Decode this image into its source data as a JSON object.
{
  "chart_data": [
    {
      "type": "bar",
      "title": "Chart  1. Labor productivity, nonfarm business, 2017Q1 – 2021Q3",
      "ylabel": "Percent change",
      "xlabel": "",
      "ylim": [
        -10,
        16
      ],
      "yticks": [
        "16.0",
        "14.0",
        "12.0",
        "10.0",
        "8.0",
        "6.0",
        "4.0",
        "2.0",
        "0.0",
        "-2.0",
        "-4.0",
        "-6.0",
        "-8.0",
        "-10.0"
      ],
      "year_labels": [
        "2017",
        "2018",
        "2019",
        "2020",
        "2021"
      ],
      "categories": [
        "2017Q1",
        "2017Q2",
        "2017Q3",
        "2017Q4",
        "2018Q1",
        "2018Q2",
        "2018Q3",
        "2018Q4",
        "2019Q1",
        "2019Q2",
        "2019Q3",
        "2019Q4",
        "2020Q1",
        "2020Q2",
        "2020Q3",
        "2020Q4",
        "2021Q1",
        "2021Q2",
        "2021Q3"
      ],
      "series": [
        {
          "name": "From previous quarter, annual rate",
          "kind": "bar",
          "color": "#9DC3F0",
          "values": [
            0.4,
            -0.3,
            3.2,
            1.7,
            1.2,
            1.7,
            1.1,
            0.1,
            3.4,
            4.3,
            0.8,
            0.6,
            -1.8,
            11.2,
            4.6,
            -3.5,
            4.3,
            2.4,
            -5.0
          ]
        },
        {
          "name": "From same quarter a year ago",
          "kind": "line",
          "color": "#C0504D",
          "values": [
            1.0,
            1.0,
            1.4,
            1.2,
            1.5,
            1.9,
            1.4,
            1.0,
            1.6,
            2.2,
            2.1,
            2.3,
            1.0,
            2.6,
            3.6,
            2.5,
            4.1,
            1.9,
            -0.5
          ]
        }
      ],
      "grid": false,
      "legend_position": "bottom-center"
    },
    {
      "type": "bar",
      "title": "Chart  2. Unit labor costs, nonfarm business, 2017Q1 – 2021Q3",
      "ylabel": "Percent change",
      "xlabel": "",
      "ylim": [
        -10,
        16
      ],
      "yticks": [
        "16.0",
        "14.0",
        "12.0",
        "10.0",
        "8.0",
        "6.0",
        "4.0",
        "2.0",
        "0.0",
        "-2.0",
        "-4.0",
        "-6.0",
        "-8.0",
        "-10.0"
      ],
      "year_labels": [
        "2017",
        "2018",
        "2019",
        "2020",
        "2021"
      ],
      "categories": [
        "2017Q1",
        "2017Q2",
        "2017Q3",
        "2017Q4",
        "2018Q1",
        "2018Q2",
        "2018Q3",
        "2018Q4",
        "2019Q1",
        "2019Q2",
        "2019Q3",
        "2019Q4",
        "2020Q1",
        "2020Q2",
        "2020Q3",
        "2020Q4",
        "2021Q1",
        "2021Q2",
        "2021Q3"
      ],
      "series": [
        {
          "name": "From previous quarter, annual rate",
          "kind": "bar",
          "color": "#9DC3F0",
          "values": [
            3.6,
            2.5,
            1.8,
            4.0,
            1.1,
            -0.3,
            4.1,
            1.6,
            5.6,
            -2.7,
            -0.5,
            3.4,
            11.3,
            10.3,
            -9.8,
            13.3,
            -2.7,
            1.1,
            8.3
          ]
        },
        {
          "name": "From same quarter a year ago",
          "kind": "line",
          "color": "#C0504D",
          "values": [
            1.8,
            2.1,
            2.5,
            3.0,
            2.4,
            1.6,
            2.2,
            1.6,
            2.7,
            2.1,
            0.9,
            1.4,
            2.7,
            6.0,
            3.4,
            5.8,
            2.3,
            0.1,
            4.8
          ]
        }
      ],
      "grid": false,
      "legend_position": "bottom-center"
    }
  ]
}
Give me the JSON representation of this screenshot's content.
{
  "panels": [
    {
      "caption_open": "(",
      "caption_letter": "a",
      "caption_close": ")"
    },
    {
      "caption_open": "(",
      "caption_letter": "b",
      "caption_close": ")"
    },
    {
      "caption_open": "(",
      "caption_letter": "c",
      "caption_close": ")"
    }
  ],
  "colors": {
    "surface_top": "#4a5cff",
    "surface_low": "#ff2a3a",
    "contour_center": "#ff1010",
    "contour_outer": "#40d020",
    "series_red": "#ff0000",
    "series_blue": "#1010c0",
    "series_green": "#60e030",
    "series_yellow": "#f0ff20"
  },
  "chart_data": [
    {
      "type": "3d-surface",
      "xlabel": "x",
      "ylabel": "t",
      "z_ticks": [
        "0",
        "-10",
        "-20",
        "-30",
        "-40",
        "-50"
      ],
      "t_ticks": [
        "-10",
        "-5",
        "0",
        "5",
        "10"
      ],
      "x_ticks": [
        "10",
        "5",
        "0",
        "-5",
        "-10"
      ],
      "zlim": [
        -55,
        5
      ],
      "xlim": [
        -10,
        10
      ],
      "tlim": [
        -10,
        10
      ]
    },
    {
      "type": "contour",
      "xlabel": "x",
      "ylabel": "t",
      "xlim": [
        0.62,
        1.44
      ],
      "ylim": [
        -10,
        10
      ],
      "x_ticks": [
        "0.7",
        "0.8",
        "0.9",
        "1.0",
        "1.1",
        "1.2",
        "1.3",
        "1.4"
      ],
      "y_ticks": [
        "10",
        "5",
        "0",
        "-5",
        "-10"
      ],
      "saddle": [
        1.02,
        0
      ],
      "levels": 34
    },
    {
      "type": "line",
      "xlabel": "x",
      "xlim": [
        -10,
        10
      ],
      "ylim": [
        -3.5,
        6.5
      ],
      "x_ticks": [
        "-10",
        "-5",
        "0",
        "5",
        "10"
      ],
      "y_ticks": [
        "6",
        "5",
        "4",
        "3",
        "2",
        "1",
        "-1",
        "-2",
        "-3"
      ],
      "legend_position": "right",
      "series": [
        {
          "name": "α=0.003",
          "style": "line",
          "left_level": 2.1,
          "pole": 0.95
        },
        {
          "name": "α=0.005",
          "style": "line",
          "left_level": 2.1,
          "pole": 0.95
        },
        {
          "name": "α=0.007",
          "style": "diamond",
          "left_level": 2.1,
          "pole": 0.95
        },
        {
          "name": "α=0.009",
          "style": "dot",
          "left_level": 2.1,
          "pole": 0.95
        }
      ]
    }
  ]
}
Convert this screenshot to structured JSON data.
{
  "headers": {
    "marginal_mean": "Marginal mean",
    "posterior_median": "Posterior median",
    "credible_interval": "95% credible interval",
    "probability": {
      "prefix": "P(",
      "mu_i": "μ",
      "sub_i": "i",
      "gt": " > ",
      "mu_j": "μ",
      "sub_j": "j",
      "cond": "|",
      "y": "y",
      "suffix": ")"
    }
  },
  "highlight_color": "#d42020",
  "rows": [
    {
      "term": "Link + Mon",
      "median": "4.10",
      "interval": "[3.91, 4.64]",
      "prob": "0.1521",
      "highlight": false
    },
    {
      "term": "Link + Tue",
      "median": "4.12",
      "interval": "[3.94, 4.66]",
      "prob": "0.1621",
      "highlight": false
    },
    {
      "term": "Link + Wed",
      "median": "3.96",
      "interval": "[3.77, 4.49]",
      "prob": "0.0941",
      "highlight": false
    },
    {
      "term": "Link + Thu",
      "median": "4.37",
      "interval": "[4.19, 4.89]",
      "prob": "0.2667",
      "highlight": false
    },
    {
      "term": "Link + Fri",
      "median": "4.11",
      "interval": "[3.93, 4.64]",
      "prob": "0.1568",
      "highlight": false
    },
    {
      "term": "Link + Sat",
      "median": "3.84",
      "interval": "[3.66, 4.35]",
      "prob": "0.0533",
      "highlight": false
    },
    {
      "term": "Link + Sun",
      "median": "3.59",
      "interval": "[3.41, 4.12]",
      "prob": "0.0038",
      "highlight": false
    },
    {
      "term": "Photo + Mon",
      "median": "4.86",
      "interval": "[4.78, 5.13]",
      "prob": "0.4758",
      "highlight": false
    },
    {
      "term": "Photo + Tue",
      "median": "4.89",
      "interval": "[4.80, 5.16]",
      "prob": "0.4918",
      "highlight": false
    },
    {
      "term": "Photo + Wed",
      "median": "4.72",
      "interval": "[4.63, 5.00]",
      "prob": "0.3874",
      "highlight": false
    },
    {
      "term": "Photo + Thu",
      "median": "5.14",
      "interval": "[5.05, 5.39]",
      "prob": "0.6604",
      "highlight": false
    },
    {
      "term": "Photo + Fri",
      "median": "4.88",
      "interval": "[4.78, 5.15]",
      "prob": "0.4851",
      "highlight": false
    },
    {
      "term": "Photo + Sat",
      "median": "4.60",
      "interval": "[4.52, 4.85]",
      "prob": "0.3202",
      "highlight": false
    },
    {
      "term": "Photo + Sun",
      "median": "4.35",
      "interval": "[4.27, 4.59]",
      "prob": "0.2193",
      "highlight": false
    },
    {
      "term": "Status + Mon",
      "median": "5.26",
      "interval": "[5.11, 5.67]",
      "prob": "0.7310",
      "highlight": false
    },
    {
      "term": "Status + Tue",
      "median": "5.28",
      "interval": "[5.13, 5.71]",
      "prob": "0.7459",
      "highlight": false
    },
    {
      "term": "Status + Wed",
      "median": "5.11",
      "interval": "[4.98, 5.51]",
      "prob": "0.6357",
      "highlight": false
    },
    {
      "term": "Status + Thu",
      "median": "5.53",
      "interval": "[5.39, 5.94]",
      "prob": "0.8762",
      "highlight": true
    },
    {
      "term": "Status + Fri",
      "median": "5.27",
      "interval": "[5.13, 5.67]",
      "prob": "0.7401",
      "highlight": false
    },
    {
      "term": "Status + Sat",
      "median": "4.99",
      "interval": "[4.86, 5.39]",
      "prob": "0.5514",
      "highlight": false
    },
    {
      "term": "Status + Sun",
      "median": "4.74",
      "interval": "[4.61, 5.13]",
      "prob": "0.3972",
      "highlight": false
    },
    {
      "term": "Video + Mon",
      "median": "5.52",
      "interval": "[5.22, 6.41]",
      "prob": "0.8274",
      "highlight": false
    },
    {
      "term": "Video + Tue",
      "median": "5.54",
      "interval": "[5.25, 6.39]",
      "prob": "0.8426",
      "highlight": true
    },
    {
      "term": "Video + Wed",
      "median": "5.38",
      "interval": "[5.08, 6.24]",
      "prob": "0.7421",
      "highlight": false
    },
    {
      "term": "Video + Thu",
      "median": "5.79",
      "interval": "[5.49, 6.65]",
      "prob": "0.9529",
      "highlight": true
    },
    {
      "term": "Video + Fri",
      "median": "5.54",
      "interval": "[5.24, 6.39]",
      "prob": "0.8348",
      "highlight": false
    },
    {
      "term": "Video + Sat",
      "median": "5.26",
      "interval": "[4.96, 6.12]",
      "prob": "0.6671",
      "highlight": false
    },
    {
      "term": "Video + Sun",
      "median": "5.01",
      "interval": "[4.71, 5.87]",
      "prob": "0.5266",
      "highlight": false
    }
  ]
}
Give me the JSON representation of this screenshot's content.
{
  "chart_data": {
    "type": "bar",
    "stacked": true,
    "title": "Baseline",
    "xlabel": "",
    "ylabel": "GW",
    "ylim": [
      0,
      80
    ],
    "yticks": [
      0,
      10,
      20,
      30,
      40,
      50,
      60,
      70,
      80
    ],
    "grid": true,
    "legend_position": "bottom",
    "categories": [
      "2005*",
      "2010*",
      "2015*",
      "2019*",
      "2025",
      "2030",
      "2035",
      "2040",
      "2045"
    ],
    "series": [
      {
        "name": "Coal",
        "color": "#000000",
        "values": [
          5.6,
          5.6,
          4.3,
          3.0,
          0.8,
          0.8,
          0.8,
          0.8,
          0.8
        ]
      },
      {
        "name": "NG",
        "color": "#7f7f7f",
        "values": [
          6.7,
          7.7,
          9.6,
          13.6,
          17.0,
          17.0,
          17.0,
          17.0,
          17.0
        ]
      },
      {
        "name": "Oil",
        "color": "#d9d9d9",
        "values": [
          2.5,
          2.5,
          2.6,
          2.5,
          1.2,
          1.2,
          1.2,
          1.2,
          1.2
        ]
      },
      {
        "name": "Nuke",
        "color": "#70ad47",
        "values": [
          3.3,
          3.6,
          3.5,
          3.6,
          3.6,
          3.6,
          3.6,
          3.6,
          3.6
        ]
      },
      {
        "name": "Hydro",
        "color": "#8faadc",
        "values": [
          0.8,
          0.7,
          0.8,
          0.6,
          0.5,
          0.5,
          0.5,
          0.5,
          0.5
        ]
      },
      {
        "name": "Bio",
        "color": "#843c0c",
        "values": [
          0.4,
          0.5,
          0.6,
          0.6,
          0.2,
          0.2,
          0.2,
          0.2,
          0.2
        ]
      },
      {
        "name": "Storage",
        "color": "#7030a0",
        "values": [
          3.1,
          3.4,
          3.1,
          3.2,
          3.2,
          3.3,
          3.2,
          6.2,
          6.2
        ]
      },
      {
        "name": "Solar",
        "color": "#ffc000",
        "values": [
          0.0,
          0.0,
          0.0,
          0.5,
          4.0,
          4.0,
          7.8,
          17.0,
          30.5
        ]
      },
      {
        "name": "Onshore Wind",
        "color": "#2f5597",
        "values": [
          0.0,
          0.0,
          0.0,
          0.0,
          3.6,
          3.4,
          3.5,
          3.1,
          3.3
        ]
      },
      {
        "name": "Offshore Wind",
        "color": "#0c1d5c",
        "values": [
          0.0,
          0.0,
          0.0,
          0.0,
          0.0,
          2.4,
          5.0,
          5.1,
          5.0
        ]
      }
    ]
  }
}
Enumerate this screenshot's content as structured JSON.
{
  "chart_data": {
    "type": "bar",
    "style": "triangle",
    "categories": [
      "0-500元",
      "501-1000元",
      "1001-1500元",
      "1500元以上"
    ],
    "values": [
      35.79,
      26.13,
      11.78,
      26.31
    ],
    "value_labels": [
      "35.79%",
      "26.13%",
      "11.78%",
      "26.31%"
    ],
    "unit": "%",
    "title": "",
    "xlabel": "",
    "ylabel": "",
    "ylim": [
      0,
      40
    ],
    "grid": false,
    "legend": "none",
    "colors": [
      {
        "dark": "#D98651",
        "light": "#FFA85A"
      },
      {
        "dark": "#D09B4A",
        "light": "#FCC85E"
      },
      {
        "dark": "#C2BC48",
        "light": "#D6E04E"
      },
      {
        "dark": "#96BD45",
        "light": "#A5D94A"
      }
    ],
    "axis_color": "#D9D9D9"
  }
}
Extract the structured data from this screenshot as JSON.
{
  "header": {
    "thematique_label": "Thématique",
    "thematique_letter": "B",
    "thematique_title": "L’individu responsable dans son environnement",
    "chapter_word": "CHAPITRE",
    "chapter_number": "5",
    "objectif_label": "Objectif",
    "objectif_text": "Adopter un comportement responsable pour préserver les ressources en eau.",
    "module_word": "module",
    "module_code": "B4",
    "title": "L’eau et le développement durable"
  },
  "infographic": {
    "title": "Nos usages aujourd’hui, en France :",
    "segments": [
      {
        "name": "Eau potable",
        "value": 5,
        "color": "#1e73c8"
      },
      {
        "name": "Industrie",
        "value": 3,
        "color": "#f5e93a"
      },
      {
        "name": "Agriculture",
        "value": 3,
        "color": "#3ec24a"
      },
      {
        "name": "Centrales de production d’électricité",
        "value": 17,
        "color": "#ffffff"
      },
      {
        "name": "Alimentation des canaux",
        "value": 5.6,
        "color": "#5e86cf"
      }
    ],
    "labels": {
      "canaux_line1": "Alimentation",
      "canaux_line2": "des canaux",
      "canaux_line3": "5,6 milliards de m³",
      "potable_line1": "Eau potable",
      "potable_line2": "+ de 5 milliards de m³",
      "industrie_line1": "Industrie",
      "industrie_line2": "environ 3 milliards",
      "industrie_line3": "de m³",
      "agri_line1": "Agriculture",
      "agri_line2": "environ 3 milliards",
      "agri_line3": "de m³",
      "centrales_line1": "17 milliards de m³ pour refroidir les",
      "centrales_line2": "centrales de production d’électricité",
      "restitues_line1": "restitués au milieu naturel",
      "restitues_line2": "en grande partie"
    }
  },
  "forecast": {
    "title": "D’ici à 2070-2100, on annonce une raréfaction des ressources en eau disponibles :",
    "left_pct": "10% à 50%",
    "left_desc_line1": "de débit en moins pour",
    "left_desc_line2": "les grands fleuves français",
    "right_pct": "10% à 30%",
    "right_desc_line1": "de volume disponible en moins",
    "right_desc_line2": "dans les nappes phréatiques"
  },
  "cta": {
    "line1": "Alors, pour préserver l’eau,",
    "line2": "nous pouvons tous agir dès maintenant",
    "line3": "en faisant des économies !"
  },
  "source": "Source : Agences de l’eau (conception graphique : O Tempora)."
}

- - -

> **WHAT THE TASK ASKS**
Isolate the lines above that contain the word "Link" and copy them.

> **THE COMPLETED TASK**
      "term": "Link + Mon",
      "term": "Link + Tue",
      "term": "Link + Wed",
      "term": "Link + Thu",
      "term": "Link + Fri",
      "term": "Link + Sat",
      "term": "Link + Sun",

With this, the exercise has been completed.